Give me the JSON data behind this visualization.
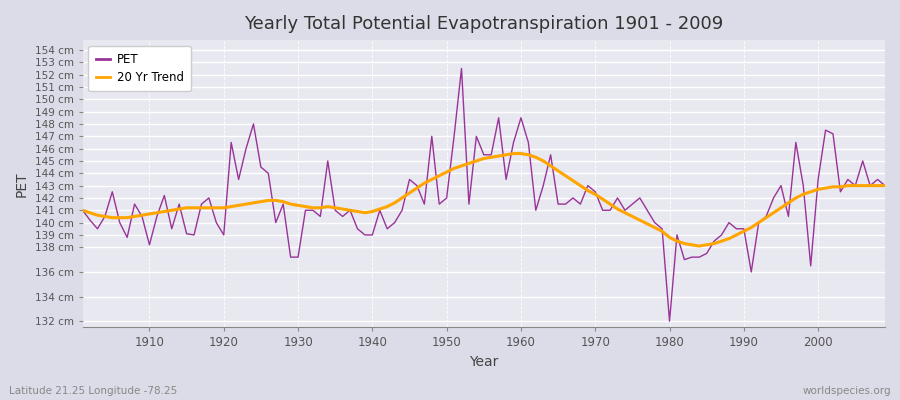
{
  "title": "Yearly Total Potential Evapotranspiration 1901 - 2009",
  "xlabel": "Year",
  "ylabel": "PET",
  "bottom_left_label": "Latitude 21.25 Longitude -78.25",
  "bottom_right_label": "worldspecies.org",
  "pet_color": "#993399",
  "trend_color": "#FFA500",
  "background_color": "#DCDCE8",
  "plot_bg_color": "#E8E8F0",
  "ylim": [
    131.5,
    154.8
  ],
  "xlim": [
    1901,
    2009
  ],
  "yticks": [
    132,
    134,
    136,
    138,
    139,
    140,
    141,
    142,
    143,
    144,
    145,
    146,
    147,
    148,
    149,
    150,
    151,
    152,
    153,
    154
  ],
  "xticks": [
    1910,
    1920,
    1930,
    1940,
    1950,
    1960,
    1970,
    1980,
    1990,
    2000
  ],
  "years": [
    1901,
    1902,
    1903,
    1904,
    1905,
    1906,
    1907,
    1908,
    1909,
    1910,
    1911,
    1912,
    1913,
    1914,
    1915,
    1916,
    1917,
    1918,
    1919,
    1920,
    1921,
    1922,
    1923,
    1924,
    1925,
    1926,
    1927,
    1928,
    1929,
    1930,
    1931,
    1932,
    1933,
    1934,
    1935,
    1936,
    1937,
    1938,
    1939,
    1940,
    1941,
    1942,
    1943,
    1944,
    1945,
    1946,
    1947,
    1948,
    1949,
    1950,
    1951,
    1952,
    1953,
    1954,
    1955,
    1956,
    1957,
    1958,
    1959,
    1960,
    1961,
    1962,
    1963,
    1964,
    1965,
    1966,
    1967,
    1968,
    1969,
    1970,
    1971,
    1972,
    1973,
    1974,
    1975,
    1976,
    1977,
    1978,
    1979,
    1980,
    1981,
    1982,
    1983,
    1984,
    1985,
    1986,
    1987,
    1988,
    1989,
    1990,
    1991,
    1992,
    1993,
    1994,
    1995,
    1996,
    1997,
    1998,
    1999,
    2000,
    2001,
    2002,
    2003,
    2004,
    2005,
    2006,
    2007,
    2008,
    2009
  ],
  "pet_values": [
    141.0,
    140.2,
    139.5,
    140.5,
    142.5,
    140.0,
    138.8,
    141.5,
    140.5,
    138.2,
    140.5,
    142.2,
    139.5,
    141.5,
    139.1,
    139.0,
    141.5,
    142.0,
    140.0,
    139.0,
    146.5,
    143.5,
    146.0,
    148.0,
    144.5,
    144.0,
    140.0,
    141.5,
    137.2,
    137.2,
    141.0,
    141.0,
    140.5,
    145.0,
    141.0,
    140.5,
    141.0,
    139.5,
    139.0,
    139.0,
    141.0,
    139.5,
    140.0,
    141.0,
    143.5,
    143.0,
    141.5,
    147.0,
    141.5,
    142.0,
    147.0,
    152.5,
    141.5,
    147.0,
    145.5,
    145.5,
    148.5,
    143.5,
    146.5,
    148.5,
    146.5,
    141.0,
    143.0,
    145.5,
    141.5,
    141.5,
    142.0,
    141.5,
    143.0,
    142.5,
    141.0,
    141.0,
    142.0,
    141.0,
    141.5,
    142.0,
    141.0,
    140.0,
    139.5,
    132.0,
    139.0,
    137.0,
    137.2,
    137.2,
    137.5,
    138.5,
    139.0,
    140.0,
    139.5,
    139.5,
    136.0,
    140.0,
    140.5,
    142.0,
    143.0,
    140.5,
    146.5,
    143.0,
    136.5,
    143.5,
    147.5,
    147.2,
    142.5,
    143.5,
    143.0,
    145.0,
    143.0,
    143.5,
    143.0
  ],
  "trend_years": [
    1901,
    1902,
    1903,
    1904,
    1905,
    1906,
    1907,
    1908,
    1909,
    1910,
    1911,
    1912,
    1913,
    1914,
    1915,
    1916,
    1917,
    1918,
    1919,
    1920,
    1921,
    1922,
    1923,
    1924,
    1925,
    1926,
    1927,
    1928,
    1929,
    1930,
    1931,
    1932,
    1933,
    1934,
    1935,
    1936,
    1937,
    1938,
    1939,
    1940,
    1941,
    1942,
    1943,
    1944,
    1945,
    1946,
    1947,
    1948,
    1949,
    1950,
    1951,
    1952,
    1953,
    1954,
    1955,
    1956,
    1957,
    1958,
    1959,
    1960,
    1961,
    1962,
    1963,
    1964,
    1965,
    1966,
    1967,
    1968,
    1969,
    1970,
    1971,
    1972,
    1973,
    1974,
    1975,
    1976,
    1977,
    1978,
    1979,
    1980,
    1981,
    1982,
    1983,
    1984,
    1985,
    1986,
    1987,
    1988,
    1989,
    1990,
    1991,
    1992,
    1993,
    1994,
    1995,
    1996,
    1997,
    1998,
    1999,
    2000,
    2001,
    2002,
    2003,
    2004,
    2005,
    2006,
    2007,
    2008,
    2009
  ],
  "trend_values": [
    141.0,
    140.8,
    140.6,
    140.5,
    140.4,
    140.4,
    140.4,
    140.5,
    140.6,
    140.7,
    140.8,
    140.9,
    141.0,
    141.1,
    141.2,
    141.2,
    141.2,
    141.2,
    141.2,
    141.2,
    141.3,
    141.4,
    141.5,
    141.6,
    141.7,
    141.8,
    141.8,
    141.7,
    141.5,
    141.4,
    141.3,
    141.2,
    141.2,
    141.3,
    141.2,
    141.1,
    141.0,
    140.9,
    140.8,
    140.9,
    141.1,
    141.3,
    141.6,
    142.0,
    142.4,
    142.8,
    143.2,
    143.5,
    143.8,
    144.1,
    144.4,
    144.6,
    144.8,
    145.0,
    145.2,
    145.3,
    145.4,
    145.5,
    145.6,
    145.6,
    145.5,
    145.3,
    145.0,
    144.6,
    144.2,
    143.8,
    143.4,
    143.0,
    142.6,
    142.3,
    141.9,
    141.5,
    141.1,
    140.8,
    140.5,
    140.2,
    139.9,
    139.6,
    139.3,
    138.8,
    138.5,
    138.3,
    138.2,
    138.1,
    138.2,
    138.3,
    138.5,
    138.7,
    139.0,
    139.3,
    139.6,
    140.0,
    140.4,
    140.8,
    141.2,
    141.6,
    142.0,
    142.3,
    142.5,
    142.7,
    142.8,
    142.9,
    142.9,
    143.0,
    143.0,
    143.0,
    143.0,
    143.0,
    143.0
  ]
}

The problem =
Reproduce each line exactly, please, except for any pictures.

Response to this task =
Give me the JSON data behind this visualization.
{
  "title": "Yearly Total Potential Evapotranspiration 1901 - 2009",
  "xlabel": "Year",
  "ylabel": "PET",
  "bottom_left_label": "Latitude 21.25 Longitude -78.25",
  "bottom_right_label": "worldspecies.org",
  "pet_color": "#993399",
  "trend_color": "#FFA500",
  "background_color": "#DCDCE8",
  "plot_bg_color": "#E8E8F0",
  "ylim": [
    131.5,
    154.8
  ],
  "xlim": [
    1901,
    2009
  ],
  "yticks": [
    132,
    134,
    136,
    138,
    139,
    140,
    141,
    142,
    143,
    144,
    145,
    146,
    147,
    148,
    149,
    150,
    151,
    152,
    153,
    154
  ],
  "xticks": [
    1910,
    1920,
    1930,
    1940,
    1950,
    1960,
    1970,
    1980,
    1990,
    2000
  ],
  "years": [
    1901,
    1902,
    1903,
    1904,
    1905,
    1906,
    1907,
    1908,
    1909,
    1910,
    1911,
    1912,
    1913,
    1914,
    1915,
    1916,
    1917,
    1918,
    1919,
    1920,
    1921,
    1922,
    1923,
    1924,
    1925,
    1926,
    1927,
    1928,
    1929,
    1930,
    1931,
    1932,
    1933,
    1934,
    1935,
    1936,
    1937,
    1938,
    1939,
    1940,
    1941,
    1942,
    1943,
    1944,
    1945,
    1946,
    1947,
    1948,
    1949,
    1950,
    1951,
    1952,
    1953,
    1954,
    1955,
    1956,
    1957,
    1958,
    1959,
    1960,
    1961,
    1962,
    1963,
    1964,
    1965,
    1966,
    1967,
    1968,
    1969,
    1970,
    1971,
    1972,
    1973,
    1974,
    1975,
    1976,
    1977,
    1978,
    1979,
    1980,
    1981,
    1982,
    1983,
    1984,
    1985,
    1986,
    1987,
    1988,
    1989,
    1990,
    1991,
    1992,
    1993,
    1994,
    1995,
    1996,
    1997,
    1998,
    1999,
    2000,
    2001,
    2002,
    2003,
    2004,
    2005,
    2006,
    2007,
    2008,
    2009
  ],
  "pet_values": [
    141.0,
    140.2,
    139.5,
    140.5,
    142.5,
    140.0,
    138.8,
    141.5,
    140.5,
    138.2,
    140.5,
    142.2,
    139.5,
    141.5,
    139.1,
    139.0,
    141.5,
    142.0,
    140.0,
    139.0,
    146.5,
    143.5,
    146.0,
    148.0,
    144.5,
    144.0,
    140.0,
    141.5,
    137.2,
    137.2,
    141.0,
    141.0,
    140.5,
    145.0,
    141.0,
    140.5,
    141.0,
    139.5,
    139.0,
    139.0,
    141.0,
    139.5,
    140.0,
    141.0,
    143.5,
    143.0,
    141.5,
    147.0,
    141.5,
    142.0,
    147.0,
    152.5,
    141.5,
    147.0,
    145.5,
    145.5,
    148.5,
    143.5,
    146.5,
    148.5,
    146.5,
    141.0,
    143.0,
    145.5,
    141.5,
    141.5,
    142.0,
    141.5,
    143.0,
    142.5,
    141.0,
    141.0,
    142.0,
    141.0,
    141.5,
    142.0,
    141.0,
    140.0,
    139.5,
    132.0,
    139.0,
    137.0,
    137.2,
    137.2,
    137.5,
    138.5,
    139.0,
    140.0,
    139.5,
    139.5,
    136.0,
    140.0,
    140.5,
    142.0,
    143.0,
    140.5,
    146.5,
    143.0,
    136.5,
    143.5,
    147.5,
    147.2,
    142.5,
    143.5,
    143.0,
    145.0,
    143.0,
    143.5,
    143.0
  ],
  "trend_years": [
    1901,
    1902,
    1903,
    1904,
    1905,
    1906,
    1907,
    1908,
    1909,
    1910,
    1911,
    1912,
    1913,
    1914,
    1915,
    1916,
    1917,
    1918,
    1919,
    1920,
    1921,
    1922,
    1923,
    1924,
    1925,
    1926,
    1927,
    1928,
    1929,
    1930,
    1931,
    1932,
    1933,
    1934,
    1935,
    1936,
    1937,
    1938,
    1939,
    1940,
    1941,
    1942,
    1943,
    1944,
    1945,
    1946,
    1947,
    1948,
    1949,
    1950,
    1951,
    1952,
    1953,
    1954,
    1955,
    1956,
    1957,
    1958,
    1959,
    1960,
    1961,
    1962,
    1963,
    1964,
    1965,
    1966,
    1967,
    1968,
    1969,
    1970,
    1971,
    1972,
    1973,
    1974,
    1975,
    1976,
    1977,
    1978,
    1979,
    1980,
    1981,
    1982,
    1983,
    1984,
    1985,
    1986,
    1987,
    1988,
    1989,
    1990,
    1991,
    1992,
    1993,
    1994,
    1995,
    1996,
    1997,
    1998,
    1999,
    2000,
    2001,
    2002,
    2003,
    2004,
    2005,
    2006,
    2007,
    2008,
    2009
  ],
  "trend_values": [
    141.0,
    140.8,
    140.6,
    140.5,
    140.4,
    140.4,
    140.4,
    140.5,
    140.6,
    140.7,
    140.8,
    140.9,
    141.0,
    141.1,
    141.2,
    141.2,
    141.2,
    141.2,
    141.2,
    141.2,
    141.3,
    141.4,
    141.5,
    141.6,
    141.7,
    141.8,
    141.8,
    141.7,
    141.5,
    141.4,
    141.3,
    141.2,
    141.2,
    141.3,
    141.2,
    141.1,
    141.0,
    140.9,
    140.8,
    140.9,
    141.1,
    141.3,
    141.6,
    142.0,
    142.4,
    142.8,
    143.2,
    143.5,
    143.8,
    144.1,
    144.4,
    144.6,
    144.8,
    145.0,
    145.2,
    145.3,
    145.4,
    145.5,
    145.6,
    145.6,
    145.5,
    145.3,
    145.0,
    144.6,
    144.2,
    143.8,
    143.4,
    143.0,
    142.6,
    142.3,
    141.9,
    141.5,
    141.1,
    140.8,
    140.5,
    140.2,
    139.9,
    139.6,
    139.3,
    138.8,
    138.5,
    138.3,
    138.2,
    138.1,
    138.2,
    138.3,
    138.5,
    138.7,
    139.0,
    139.3,
    139.6,
    140.0,
    140.4,
    140.8,
    141.2,
    141.6,
    142.0,
    142.3,
    142.5,
    142.7,
    142.8,
    142.9,
    142.9,
    143.0,
    143.0,
    143.0,
    143.0,
    143.0,
    143.0
  ]
}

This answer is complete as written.